#### Quoted text
******************************
Chapter 9, Problem D9.18P

Design an amplifier system with three inverting op-amps circuits in cascadesuch that the overall closed-loop voltage gain is $A_v=v_O/v_I=-300$ . Themaximum resistance is limited to $200k\Omega$ and the minimum resistance islimited to $20k\Omega$ . In addition, the maximum current in any resistor is to belimited to $60\mu A$ when $v_O=6V$ .

To determine

The design parameters for an inverting op-amp circuit.

Answer to Problem D9.18P

The value of the resistance $R_2$ is $100\text{k}\Omega$ , $R_3$ is $20\text{k}\Omega$ , $R_4$ is $120\text{k}\Omega$ , $R_5$ is $20\text{k}\Omega$ and the value of the resistance $R_6$ is $100\text{k}\Omega$ .

Explanation of Solution

Calculation:

The required diagram for the inverting op amp with feedback is shown below.

The required diagram is shown in Figure 1.

  

The expression for the value of the voltage $v_{11}$ is given by,

  $v_{11}=v_{21}$

Substitute $0$ for $v_{21}$ in the above equation.

  $v_{11}=0$

The expression for the voltage $v_{22}$ is given by,

  $v_{22}=v_{12}$

Substitute $0$ for $v_{22}$ in the above equation.

  $v_{12}=0$

The expression for the value of the voltage $v_{13}$ is given by.

  $v_{13}=v_{23}$

Substitute $0$ for $v_{23}$ in the above equation.

  $v_{13}=0$

The expression for the output voltage of the first op-amp is given by,

  $v_{O1}=-v_I\left(\frac{R_2}{R_1}\right)$

The expression for the second voltage of the first op amp is given by,

  $v_{O2}=-v_{O1}\left(\frac{R_2}{R_4}\right)$

Substitute $-v_I\left(\frac{R_2}{R_1}\right)$ for $v_{O1}$ in the above equation.

  $v_{O2}=v_I\left(\frac{R_2}{R_1}\right)\left(\frac{R_4}{R_3}\right)$

The expression for the voltage gain is given by,

  $A_v=\frac{v_O}{v_I}$

Substitute $300$ for $A_v$ and $6\text{V}$ for $v_O$ in the above equation.

  $\begin{array}{l}300=\frac{6\text{V}}{v_I}\\ v_I=0.02\text{V}\end{array}$

Apply KCL at the negative terminal of the right most op-amp.

  $\begin{array}{l}\frac{v_{O2}-0}{R_5}=\frac{0-v_O}{R_6}\\ v_O=\frac{-v_{O2}{R}_6}{R_5}\\ \frac{v_O}{v_{O2}}=\frac{-R_6}{R_5}\end{array}$

Substitute $v_I\left(\frac{R_2}{R_1}\right)\left(\frac{R_4}{R_3}\right)$ for $v_{O2}$ in the above equation.

  $\begin{array}{l}\frac{v_O}{v_I\left(\frac{R_2}{R_1}\right)\left(\frac{R_4}{R_3}\right)}=\frac{-R_6}{R_5}\\ \frac{v_O}{v_I}=\frac{-R_6}{R_5}\left(\frac{R_2}{R_1}\right)\left(\frac{R_4}{R_3}\right)\end{array}$

Substitute $A_v$ for $\frac{v_O}{v_I}$ in the above equation.
******************************
#### Data extract
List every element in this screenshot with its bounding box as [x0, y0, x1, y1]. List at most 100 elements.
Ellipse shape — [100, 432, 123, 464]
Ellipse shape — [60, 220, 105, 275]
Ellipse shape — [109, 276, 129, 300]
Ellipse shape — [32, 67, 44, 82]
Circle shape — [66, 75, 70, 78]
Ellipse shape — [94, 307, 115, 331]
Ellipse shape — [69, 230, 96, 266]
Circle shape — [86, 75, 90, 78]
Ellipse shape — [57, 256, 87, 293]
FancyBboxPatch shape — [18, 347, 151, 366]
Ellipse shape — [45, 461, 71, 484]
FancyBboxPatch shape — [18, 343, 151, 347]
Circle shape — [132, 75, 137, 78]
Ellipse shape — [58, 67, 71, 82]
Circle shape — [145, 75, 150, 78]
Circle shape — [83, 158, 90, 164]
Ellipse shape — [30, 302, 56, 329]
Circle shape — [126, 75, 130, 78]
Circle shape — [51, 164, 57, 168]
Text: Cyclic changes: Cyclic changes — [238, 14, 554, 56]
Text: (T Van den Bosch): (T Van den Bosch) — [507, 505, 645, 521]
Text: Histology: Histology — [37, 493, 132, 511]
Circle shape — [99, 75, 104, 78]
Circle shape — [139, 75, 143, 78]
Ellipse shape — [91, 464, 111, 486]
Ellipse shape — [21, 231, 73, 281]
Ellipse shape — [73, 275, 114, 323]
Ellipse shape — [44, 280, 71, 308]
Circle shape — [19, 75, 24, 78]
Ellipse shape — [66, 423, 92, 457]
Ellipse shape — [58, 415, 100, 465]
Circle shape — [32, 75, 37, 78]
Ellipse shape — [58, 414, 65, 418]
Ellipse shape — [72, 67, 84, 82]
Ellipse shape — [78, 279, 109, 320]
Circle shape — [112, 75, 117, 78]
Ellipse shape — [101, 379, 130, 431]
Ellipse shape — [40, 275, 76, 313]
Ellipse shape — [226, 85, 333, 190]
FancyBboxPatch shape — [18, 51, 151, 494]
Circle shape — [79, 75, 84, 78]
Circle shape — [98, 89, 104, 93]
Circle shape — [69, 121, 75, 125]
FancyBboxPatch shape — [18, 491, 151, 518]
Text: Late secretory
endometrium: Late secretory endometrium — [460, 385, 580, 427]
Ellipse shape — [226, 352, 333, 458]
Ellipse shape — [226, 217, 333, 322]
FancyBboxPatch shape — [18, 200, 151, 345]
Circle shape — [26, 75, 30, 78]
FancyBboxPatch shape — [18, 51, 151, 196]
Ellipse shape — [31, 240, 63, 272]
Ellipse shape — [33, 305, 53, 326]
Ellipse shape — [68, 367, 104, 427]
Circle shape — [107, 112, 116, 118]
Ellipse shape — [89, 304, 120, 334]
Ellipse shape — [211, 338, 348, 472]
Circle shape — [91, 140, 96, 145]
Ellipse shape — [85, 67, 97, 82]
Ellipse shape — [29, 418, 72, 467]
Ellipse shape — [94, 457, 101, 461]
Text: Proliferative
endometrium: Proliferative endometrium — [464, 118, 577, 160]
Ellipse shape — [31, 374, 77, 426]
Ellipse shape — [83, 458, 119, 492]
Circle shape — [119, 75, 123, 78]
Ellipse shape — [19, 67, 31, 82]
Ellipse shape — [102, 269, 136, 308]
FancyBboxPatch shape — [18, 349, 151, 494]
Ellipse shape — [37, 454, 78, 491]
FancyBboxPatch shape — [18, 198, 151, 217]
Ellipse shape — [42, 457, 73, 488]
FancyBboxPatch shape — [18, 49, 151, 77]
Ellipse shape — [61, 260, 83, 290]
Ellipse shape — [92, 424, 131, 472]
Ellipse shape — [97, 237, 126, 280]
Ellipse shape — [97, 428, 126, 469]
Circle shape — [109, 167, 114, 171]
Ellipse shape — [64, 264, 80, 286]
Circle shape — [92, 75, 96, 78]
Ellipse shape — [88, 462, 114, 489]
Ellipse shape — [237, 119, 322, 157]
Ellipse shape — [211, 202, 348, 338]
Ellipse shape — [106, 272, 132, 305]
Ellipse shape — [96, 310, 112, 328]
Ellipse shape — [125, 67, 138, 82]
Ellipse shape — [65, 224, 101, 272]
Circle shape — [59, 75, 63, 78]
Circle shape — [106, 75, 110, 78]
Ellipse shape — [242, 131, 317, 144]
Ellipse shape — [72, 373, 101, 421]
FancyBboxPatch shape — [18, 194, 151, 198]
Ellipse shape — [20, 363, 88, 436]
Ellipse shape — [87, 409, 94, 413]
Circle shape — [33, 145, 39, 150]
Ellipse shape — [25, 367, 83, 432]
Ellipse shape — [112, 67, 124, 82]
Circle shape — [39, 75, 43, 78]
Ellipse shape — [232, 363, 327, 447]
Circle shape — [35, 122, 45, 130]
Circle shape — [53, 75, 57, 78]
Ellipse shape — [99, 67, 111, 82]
******************************
#### The tasks
a – Summarize the op-amp design solution in two sentences.
b – Write the next part of the op-amp design solution, starting after its final line.

#### Results of the tasks
a – The problem asks for a cascade of three inverting op-amp circuits with an overall closed-loop voltage gain of −300, with every resistance between 20 kΩ and 200 kΩ and the current in any resistor held to 60 μA when v_O is 6 V. The answer sets R2 at 100 kΩ, R3 at 20 kΩ, R4 at 120 kΩ, R5 at 20 kΩ and R6 at 100 kΩ, and the explanation builds the overall gain expression stage by stage, applying KCL at the negative terminal of the rightmost op-amp.

b –
  $A_v=\frac{-R_6}{R_5}\left(\frac{R_2}{R_1}\right)\left(\frac{R_4}{R_3}\right)$

Substitute $300$ for $A_v$ in the above equation.

  $300=\frac{-R_6}{R_5}\left(\frac{R_2}{R_1}\right)\left(\frac{R_4}{R_3}\right)$

The expression for the value of the current $R_{6,\min }$ is given by,

  $R_{6,\min }=\frac{v_O}{i_{6,\max }}$

Substitute $60\text{μA}$ for $i_{6,\max }$ and $6\text{V}$ for $v_O$ in the above equation.

  $\begin{array}{c}{R}_{6,\min }=\frac{6\text{V}}{60\text{μA}}\\ =0.1\text{M}\Omega \end{array}$

The expression for the value off the voltage $i_{5,\max }$ is given by,

  $i_{5,\max }=i_{6,\max }$

Substitute $60\text{μA}$ for $i_{6,\max }$ in the above equation.

  $i_{5,\max }=60\text{μA}$

The expression for the value of the current $i_{5,\max }$ is given by,

  $i_{5,\max }=\frac{-v_O\frac{R_{5,\max }}{R_{6,\min }}}{R_{5,\min }}$

Substitute $60\text{μA}$ for $i_{5,\max }$ , $0.1\text{M}\Omega$ for $R_{6,\min }$ and $6\text{V}$ for $v_O$ in the above equation.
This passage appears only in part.